(Entries drawn from a collection)
=-=-=-=-=

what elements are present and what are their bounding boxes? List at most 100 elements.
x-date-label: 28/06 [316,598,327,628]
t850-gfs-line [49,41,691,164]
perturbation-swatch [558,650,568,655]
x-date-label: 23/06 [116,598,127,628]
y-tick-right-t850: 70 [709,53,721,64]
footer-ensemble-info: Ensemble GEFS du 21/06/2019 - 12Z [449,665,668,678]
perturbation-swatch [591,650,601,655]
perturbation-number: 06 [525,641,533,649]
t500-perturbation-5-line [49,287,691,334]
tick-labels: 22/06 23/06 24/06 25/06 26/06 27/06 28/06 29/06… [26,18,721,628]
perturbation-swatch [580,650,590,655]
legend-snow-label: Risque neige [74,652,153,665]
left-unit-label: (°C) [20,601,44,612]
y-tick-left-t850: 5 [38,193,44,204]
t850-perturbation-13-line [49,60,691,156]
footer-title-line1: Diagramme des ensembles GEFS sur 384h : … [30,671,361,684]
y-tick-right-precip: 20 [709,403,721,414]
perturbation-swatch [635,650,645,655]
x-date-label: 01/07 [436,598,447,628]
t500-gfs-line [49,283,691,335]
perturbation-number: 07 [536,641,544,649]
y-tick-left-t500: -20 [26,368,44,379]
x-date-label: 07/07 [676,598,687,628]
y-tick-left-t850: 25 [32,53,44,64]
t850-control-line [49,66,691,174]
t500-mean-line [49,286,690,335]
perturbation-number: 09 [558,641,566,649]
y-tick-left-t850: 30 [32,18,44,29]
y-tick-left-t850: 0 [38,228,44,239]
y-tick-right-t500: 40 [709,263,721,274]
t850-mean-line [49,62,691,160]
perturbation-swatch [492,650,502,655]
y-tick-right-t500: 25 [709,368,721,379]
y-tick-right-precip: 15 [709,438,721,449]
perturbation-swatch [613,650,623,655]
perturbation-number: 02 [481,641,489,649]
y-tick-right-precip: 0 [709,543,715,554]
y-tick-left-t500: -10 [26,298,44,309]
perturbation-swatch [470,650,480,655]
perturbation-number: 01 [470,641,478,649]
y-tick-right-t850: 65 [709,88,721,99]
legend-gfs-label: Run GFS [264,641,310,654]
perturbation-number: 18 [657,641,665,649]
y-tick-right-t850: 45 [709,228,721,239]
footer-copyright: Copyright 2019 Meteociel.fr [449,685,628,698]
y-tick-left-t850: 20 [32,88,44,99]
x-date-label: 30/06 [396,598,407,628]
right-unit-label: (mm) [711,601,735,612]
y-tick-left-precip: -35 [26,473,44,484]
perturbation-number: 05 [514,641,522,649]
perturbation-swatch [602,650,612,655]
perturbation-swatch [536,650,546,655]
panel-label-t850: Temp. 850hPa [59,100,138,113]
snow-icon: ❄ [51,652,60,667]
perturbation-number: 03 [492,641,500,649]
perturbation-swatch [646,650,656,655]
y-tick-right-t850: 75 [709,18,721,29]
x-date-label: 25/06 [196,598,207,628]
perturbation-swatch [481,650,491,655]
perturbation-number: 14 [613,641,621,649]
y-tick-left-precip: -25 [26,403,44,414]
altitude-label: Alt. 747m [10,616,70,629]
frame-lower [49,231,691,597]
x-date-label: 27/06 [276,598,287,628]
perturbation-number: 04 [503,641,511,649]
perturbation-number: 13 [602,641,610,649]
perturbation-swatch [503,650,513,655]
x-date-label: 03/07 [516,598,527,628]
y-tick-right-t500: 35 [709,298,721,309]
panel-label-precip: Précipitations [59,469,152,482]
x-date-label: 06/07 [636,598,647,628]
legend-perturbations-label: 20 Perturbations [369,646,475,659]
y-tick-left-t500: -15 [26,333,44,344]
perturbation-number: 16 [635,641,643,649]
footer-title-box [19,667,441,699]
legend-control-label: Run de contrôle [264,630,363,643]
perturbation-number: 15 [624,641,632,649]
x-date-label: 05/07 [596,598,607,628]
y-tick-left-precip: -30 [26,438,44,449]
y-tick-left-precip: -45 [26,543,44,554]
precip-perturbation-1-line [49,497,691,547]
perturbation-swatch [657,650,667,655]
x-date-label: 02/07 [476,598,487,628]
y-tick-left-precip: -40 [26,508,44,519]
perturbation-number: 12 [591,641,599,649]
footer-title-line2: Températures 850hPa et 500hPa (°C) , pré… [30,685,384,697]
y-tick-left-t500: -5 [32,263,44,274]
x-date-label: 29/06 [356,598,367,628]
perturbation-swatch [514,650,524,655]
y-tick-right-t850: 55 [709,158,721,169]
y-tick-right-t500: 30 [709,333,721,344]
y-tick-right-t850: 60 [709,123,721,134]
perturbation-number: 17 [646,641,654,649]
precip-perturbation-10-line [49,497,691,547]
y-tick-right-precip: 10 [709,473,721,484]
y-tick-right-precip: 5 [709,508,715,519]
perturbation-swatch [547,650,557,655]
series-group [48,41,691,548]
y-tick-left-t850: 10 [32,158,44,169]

=-=-=-=-=

* Given exercise *
Convert the lines above into a numbered list, leaving out any blank lines.

* Solution *
1. what elements are present and what are their bounding boxes? List at most 100 elements.
2. x-date-label: 28/06 [316,598,327,628]
3. t850-gfs-line [49,41,691,164]
4. perturbation-swatch [558,650,568,655]
5. x-date-label: 23/06 [116,598,127,628]
6. y-tick-right-t850: 70 [709,53,721,64]
7. footer-ensemble-info: Ensemble GEFS du 21/06/2019 - 12Z [449,665,668,678]
8. perturbation-swatch [591,650,601,655]
9. perturbation-number: 06 [525,641,533,649]
10. t500-perturbation-5-line [49,287,691,334]
11. tick-labels: 22/06 23/06 24/06 25/06 26/06 27/06 28/06 29/06… [26,18,721,628]
12. perturbation-swatch [580,650,590,655]
13. legend-snow-label: Risque neige [74,652,153,665]
14. left-unit-label: (°C) [20,601,44,612]
15. y-tick-left-t850: 5 [38,193,44,204]
16. t850-perturbation-13-line [49,60,691,156]
17. footer-title-line1: Diagramme des ensembles GEFS sur 384h : … [30,671,361,684]
18. y-tick-right-precip: 20 [709,403,721,414]
19. perturbation-swatch [635,650,645,655]
20. x-date-label: 01/07 [436,598,447,628]
21. t500-gfs-line [49,283,691,335]
22. perturbation-number: 07 [536,641,544,649]
23. y-tick-left-t500: -20 [26,368,44,379]
24. x-date-label: 07/07 [676,598,687,628]
25. y-tick-left-t850: 25 [32,53,44,64]
26. t850-control-line [49,66,691,174]
27. t500-mean-line [49,286,690,335]
28. perturbation-number: 09 [558,641,566,649]
29. y-tick-left-t850: 30 [32,18,44,29]
30. y-tick-left-t850: 0 [38,228,44,239]
31. y-tick-right-t500: 40 [709,263,721,274]
32. t850-mean-line [49,62,691,160]
33. perturbation-swatch [492,650,502,655]
34. y-tick-right-t500: 25 [709,368,721,379]
35. y-tick-right-precip: 15 [709,438,721,449]
36. perturbation-swatch [613,650,623,655]
37. perturbation-number: 02 [481,641,489,649]
38. y-tick-right-precip: 0 [709,543,715,554]
39. y-tick-left-t500: -10 [26,298,44,309]
40. perturbation-swatch [470,650,480,655]
41. perturbation-number: 01 [470,641,478,649]
42. y-tick-right-t850: 65 [709,88,721,99]
43. legend-gfs-label: Run GFS [264,641,310,654]
44. perturbation-number: 18 [657,641,665,649]
45. y-tick-right-t850: 45 [709,228,721,239]
46. footer-copyright: Copyright 2019 Meteociel.fr [449,685,628,698]
47. y-tick-left-t850: 20 [32,88,44,99]
48. x-date-label: 30/06 [396,598,407,628]
49. right-unit-label: (mm) [711,601,735,612]
50. y-tick-left-precip: -35 [26,473,44,484]
51. perturbation-number: 05 [514,641,522,649]
52. perturbation-swatch [602,650,612,655]
53. perturbation-swatch [536,650,546,655]
54. panel-label-t850: Temp. 850hPa [59,100,138,113]
55. snow-icon: ❄ [51,652,60,667]
56. perturbation-number: 03 [492,641,500,649]
57. perturbation-swatch [646,650,656,655]
58. y-tick-right-t850: 75 [709,18,721,29]
59. x-date-label: 25/06 [196,598,207,628]
60. perturbation-swatch [481,650,491,655]
61. perturbation-number: 14 [613,641,621,649]
62. y-tick-left-precip: -25 [26,403,44,414]
63. altitude-label: Alt. 747m [10,616,70,629]
64. frame-lower [49,231,691,597]
65. x-date-label: 27/06 [276,598,287,628]
66. perturbation-number: 04 [503,641,511,649]
67. perturbation-number: 13 [602,641,610,649]
68. perturbation-swatch [503,650,513,655]
69. x-date-label: 03/07 [516,598,527,628]
70. y-tick-right-t500: 35 [709,298,721,309]
71. panel-label-precip: Précipitations [59,469,152,482]
72. x-date-label: 06/07 [636,598,647,628]
73. legend-perturbations-label: 20 Perturbations [369,646,475,659]
74. y-tick-left-t500: -15 [26,333,44,344]
75. perturbation-number: 16 [635,641,643,649]
76. footer-title-box [19,667,441,699]
77. legend-control-label: Run de contrôle [264,630,363,643]
78. perturbation-number: 15 [624,641,632,649]
79. x-date-label: 05/07 [596,598,607,628]
80. y-tick-left-precip: -30 [26,438,44,449]
81. y-tick-left-precip: -45 [26,543,44,554]
82. precip-perturbation-1-line [49,497,691,547]
83. perturbation-swatch [657,650,667,655]
84. x-date-label: 02/07 [476,598,487,628]
85. y-tick-left-precip: -40 [26,508,44,519]
86. perturbation-number: 12 [591,641,599,649]
87. footer-title-line2: Températures 850hPa et 500hPa (°C) , pré… [30,685,384,697]
88. y-tick-left-t500: -5 [32,263,44,274]
89. x-date-label: 29/06 [356,598,367,628]
90. perturbation-swatch [514,650,524,655]
91. y-tick-right-t850: 55 [709,158,721,169]
92. y-tick-right-t500: 30 [709,333,721,344]
93. y-tick-right-t850: 60 [709,123,721,134]
94. perturbation-number: 17 [646,641,654,649]
95. precip-perturbation-10-line [49,497,691,547]
96. y-tick-right-precip: 10 [709,473,721,484]
97. y-tick-right-precip: 5 [709,508,715,519]
98. perturbation-swatch [547,650,557,655]
99. series-group [48,41,691,548]
100. y-tick-left-t850: 10 [32,158,44,169]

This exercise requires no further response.